● **Work to complete**: Report how many lines in the records below contain the word "echoes". Give only the number.

● **Data section**:
__________________________________________________

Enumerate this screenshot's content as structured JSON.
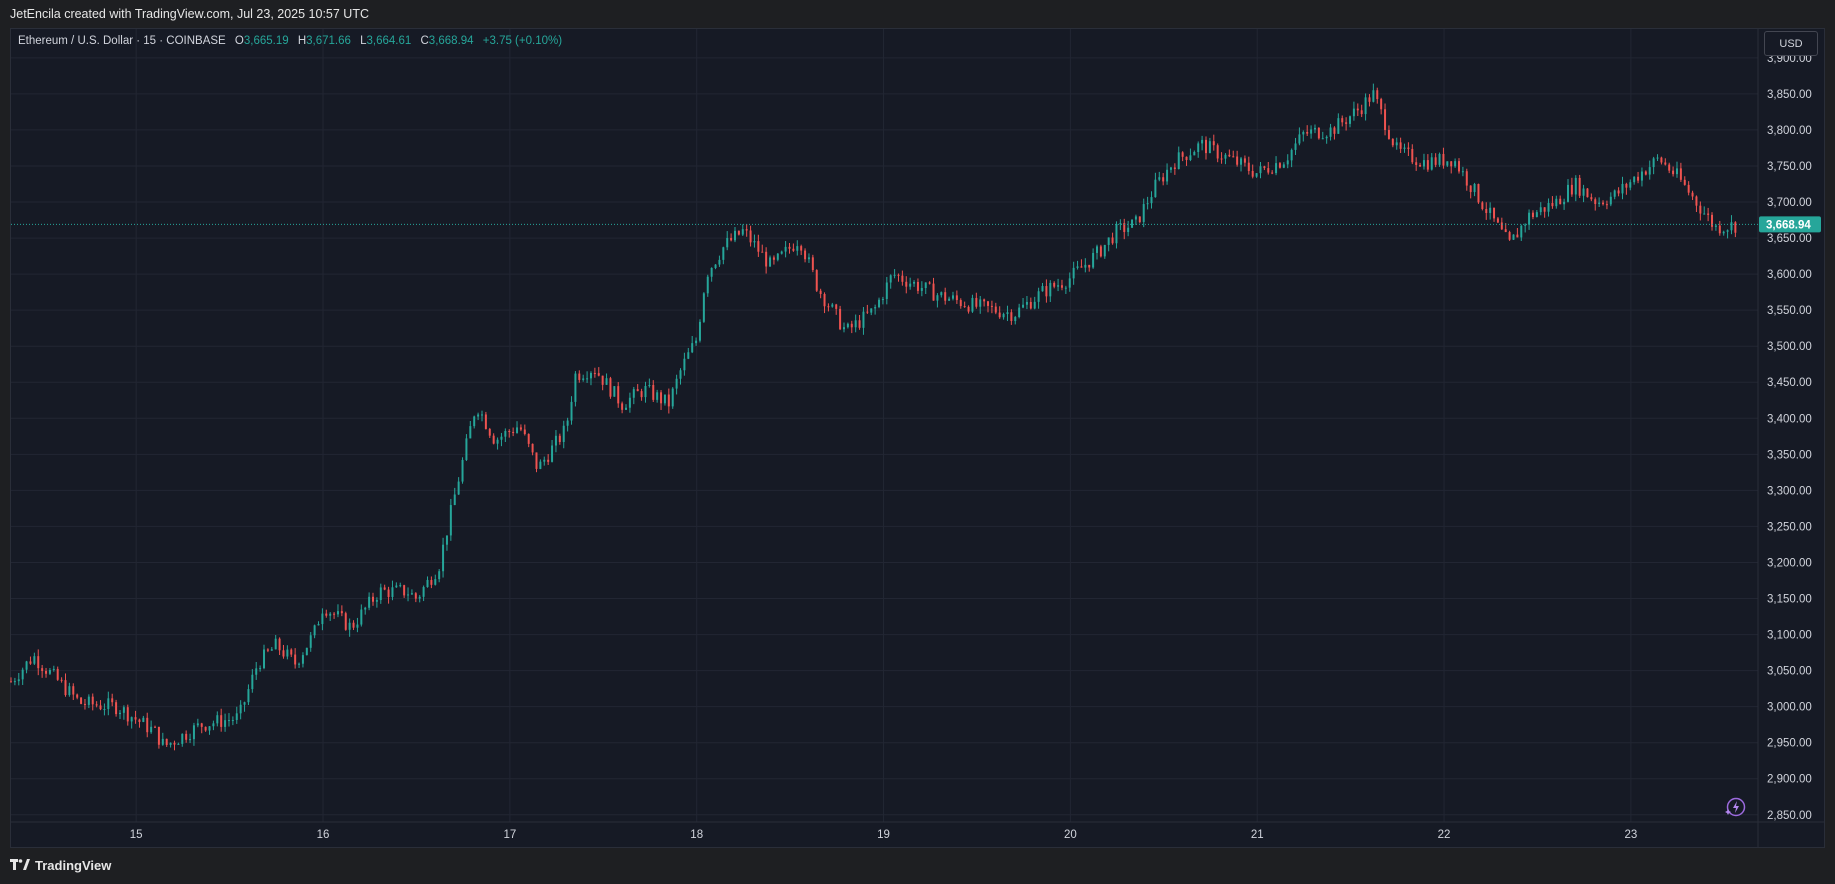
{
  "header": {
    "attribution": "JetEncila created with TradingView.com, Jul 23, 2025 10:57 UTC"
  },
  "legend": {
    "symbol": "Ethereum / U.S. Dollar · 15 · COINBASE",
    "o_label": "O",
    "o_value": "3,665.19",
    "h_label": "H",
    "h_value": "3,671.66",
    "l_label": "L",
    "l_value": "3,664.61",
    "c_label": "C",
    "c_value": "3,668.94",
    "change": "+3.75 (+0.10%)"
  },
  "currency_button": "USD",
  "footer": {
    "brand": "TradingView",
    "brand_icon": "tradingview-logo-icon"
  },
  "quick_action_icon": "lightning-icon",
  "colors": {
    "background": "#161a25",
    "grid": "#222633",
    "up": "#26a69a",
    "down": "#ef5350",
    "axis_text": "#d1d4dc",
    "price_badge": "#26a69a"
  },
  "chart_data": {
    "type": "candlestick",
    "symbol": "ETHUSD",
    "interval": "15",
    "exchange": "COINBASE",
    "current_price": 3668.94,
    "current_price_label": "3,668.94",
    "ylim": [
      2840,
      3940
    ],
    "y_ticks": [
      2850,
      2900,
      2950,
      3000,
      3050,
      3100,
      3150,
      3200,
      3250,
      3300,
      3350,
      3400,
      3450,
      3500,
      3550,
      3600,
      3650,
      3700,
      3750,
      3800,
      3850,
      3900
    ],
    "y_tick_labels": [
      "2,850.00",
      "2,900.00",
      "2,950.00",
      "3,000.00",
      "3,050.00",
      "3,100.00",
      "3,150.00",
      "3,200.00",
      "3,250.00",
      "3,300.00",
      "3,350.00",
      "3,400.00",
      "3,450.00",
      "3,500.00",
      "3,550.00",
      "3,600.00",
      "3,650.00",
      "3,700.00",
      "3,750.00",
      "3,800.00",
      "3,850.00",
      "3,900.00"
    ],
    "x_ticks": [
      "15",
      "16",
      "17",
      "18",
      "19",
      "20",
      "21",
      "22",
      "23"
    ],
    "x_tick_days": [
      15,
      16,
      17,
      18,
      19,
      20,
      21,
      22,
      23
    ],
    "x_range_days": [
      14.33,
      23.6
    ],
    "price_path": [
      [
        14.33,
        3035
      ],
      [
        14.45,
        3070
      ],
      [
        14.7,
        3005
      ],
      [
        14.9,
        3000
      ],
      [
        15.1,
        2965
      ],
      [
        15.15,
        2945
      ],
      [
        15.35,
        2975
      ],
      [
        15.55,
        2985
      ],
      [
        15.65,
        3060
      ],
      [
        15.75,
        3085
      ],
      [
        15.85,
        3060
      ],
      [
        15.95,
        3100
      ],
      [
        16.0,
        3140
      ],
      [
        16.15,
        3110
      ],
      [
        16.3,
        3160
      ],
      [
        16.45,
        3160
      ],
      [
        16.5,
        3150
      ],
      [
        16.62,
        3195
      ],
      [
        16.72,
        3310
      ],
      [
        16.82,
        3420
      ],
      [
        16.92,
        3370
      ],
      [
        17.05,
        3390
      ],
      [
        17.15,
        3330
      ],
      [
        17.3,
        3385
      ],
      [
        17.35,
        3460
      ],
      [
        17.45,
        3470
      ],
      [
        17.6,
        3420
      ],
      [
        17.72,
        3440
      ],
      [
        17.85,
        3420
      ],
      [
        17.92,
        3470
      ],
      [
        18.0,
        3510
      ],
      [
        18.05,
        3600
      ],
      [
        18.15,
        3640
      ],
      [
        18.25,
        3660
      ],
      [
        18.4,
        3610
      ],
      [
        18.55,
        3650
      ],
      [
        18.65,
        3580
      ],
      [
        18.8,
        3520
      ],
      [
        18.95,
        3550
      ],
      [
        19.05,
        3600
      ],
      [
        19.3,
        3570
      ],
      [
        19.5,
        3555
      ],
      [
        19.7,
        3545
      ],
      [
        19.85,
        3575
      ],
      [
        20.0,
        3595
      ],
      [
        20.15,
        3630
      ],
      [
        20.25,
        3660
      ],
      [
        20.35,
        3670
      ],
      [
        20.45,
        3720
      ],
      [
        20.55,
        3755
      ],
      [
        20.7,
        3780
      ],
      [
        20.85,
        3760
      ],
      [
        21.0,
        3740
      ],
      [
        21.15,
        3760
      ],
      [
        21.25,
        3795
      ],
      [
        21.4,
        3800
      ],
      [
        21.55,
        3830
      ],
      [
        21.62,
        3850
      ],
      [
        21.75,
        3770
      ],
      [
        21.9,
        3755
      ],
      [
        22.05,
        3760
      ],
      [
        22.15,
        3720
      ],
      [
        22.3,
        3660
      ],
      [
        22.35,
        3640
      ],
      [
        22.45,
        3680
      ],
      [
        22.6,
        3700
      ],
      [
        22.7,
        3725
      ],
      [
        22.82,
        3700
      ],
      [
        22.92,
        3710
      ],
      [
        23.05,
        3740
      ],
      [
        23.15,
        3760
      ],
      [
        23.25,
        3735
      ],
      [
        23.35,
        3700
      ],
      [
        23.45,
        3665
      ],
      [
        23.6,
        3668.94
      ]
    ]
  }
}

__________________________________________________

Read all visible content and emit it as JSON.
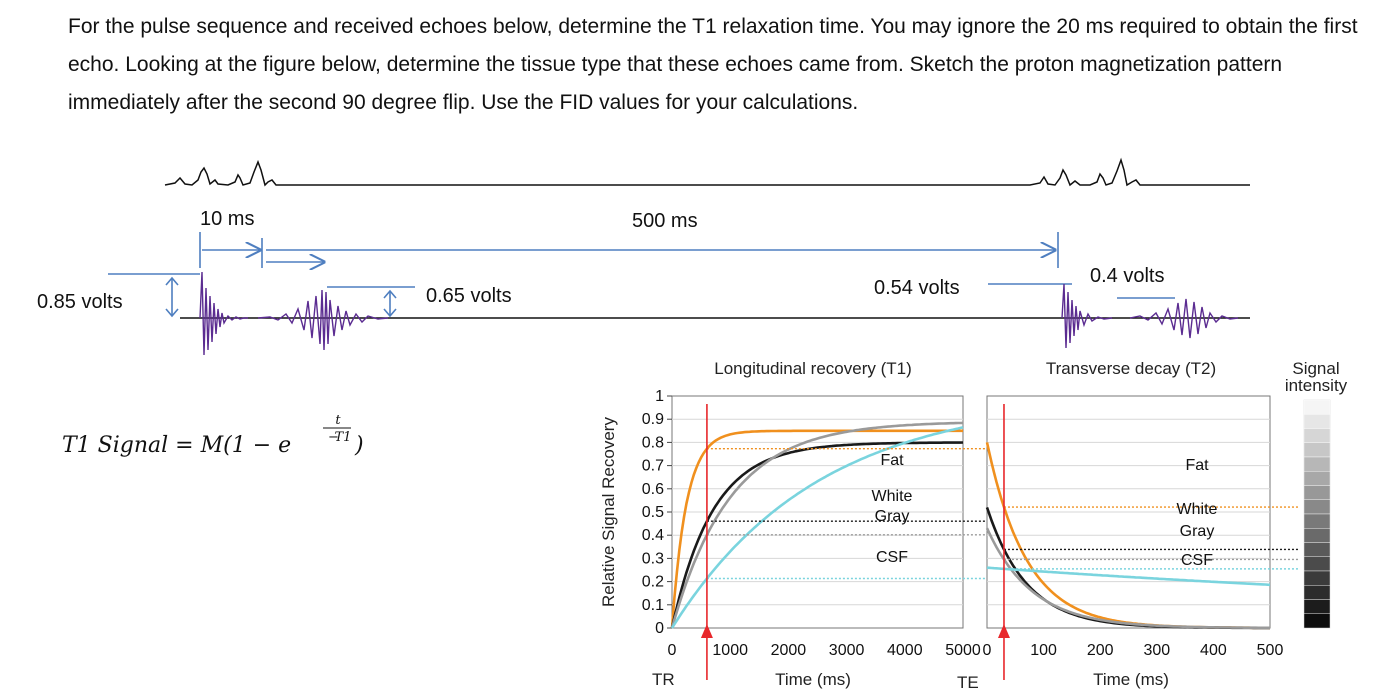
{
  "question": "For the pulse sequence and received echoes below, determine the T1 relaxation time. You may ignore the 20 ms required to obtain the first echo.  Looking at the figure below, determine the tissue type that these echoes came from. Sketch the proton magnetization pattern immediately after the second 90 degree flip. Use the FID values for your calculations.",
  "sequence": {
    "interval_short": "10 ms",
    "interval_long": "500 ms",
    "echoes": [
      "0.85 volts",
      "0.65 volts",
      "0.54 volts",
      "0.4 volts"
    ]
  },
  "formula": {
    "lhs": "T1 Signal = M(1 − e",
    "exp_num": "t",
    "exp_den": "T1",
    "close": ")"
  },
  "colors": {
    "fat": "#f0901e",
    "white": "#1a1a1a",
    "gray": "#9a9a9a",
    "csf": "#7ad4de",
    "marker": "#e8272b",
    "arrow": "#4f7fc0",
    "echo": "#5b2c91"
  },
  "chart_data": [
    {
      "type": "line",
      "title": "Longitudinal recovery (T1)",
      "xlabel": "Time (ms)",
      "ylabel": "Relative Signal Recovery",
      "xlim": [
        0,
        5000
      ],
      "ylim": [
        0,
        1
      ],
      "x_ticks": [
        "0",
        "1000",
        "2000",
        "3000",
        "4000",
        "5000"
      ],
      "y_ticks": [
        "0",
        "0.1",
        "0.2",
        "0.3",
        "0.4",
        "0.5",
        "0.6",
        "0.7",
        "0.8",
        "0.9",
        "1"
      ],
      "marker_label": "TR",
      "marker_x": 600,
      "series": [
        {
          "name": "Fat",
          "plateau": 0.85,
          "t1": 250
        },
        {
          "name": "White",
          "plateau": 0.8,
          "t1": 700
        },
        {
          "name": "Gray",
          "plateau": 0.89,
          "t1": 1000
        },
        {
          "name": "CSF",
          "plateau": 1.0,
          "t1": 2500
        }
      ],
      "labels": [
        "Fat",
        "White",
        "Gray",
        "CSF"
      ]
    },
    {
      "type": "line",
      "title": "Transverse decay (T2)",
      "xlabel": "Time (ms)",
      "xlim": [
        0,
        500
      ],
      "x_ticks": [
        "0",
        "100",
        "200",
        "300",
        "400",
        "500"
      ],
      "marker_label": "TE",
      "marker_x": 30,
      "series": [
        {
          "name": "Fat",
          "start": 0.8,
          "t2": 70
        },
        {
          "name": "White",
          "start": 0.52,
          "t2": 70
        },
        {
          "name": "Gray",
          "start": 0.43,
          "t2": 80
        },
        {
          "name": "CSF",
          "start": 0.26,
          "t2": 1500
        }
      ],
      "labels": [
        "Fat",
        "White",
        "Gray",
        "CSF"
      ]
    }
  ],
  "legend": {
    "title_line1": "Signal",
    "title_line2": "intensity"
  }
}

__________________________________________________

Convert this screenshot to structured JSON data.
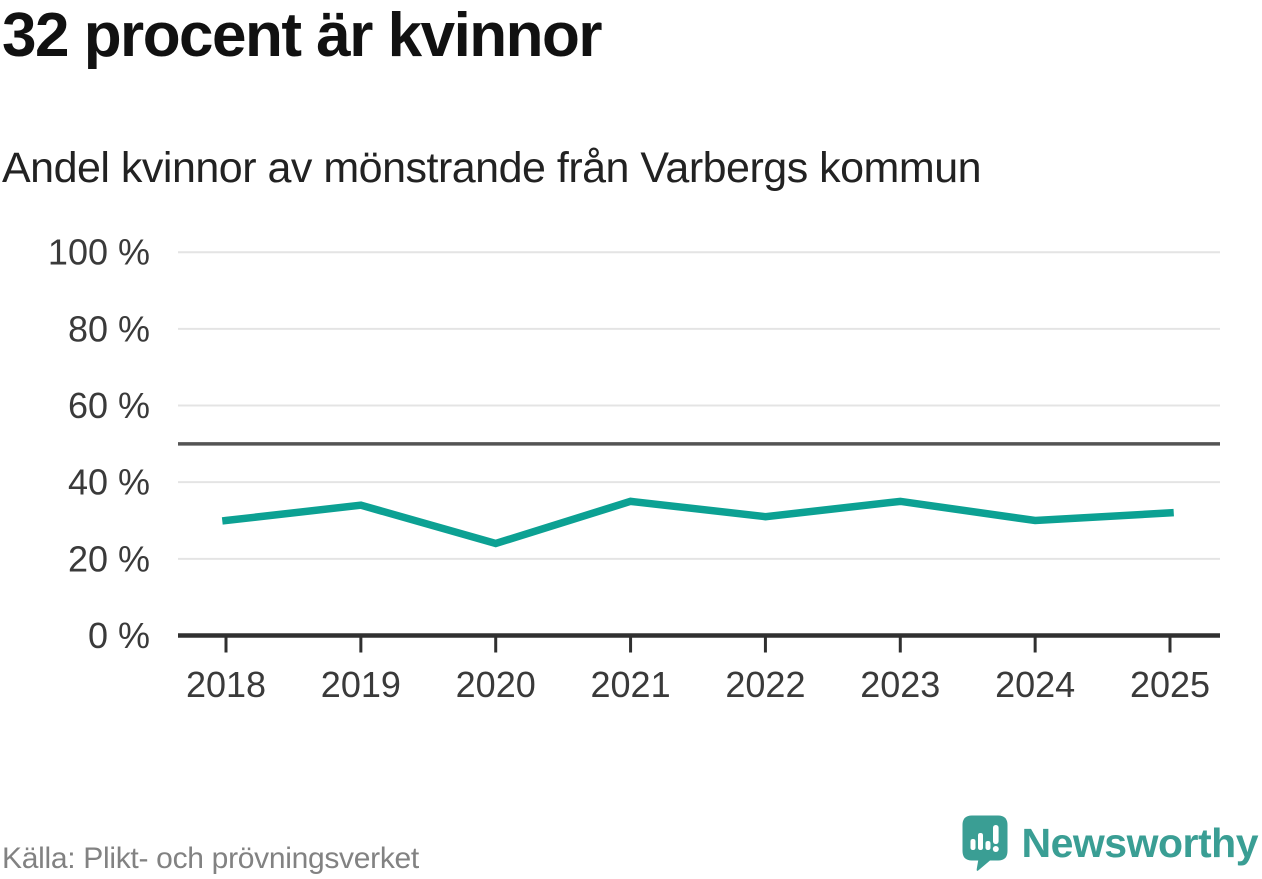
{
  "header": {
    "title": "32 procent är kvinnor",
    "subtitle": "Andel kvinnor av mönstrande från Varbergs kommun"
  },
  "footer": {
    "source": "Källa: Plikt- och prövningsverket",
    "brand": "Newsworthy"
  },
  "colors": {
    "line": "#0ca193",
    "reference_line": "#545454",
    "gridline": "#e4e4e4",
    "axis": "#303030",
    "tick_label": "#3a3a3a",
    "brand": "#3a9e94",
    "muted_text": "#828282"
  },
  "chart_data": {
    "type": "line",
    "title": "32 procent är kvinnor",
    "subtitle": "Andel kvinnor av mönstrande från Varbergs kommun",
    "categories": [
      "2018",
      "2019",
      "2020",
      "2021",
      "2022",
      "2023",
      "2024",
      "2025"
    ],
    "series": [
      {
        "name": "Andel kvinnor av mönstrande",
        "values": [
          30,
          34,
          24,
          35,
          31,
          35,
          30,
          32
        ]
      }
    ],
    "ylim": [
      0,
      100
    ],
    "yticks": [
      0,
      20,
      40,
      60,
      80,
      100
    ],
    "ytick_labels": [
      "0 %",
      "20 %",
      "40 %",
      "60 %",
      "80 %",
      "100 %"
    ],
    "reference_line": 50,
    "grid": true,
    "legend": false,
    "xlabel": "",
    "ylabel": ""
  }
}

__________________________________________________

● **Solution**: 2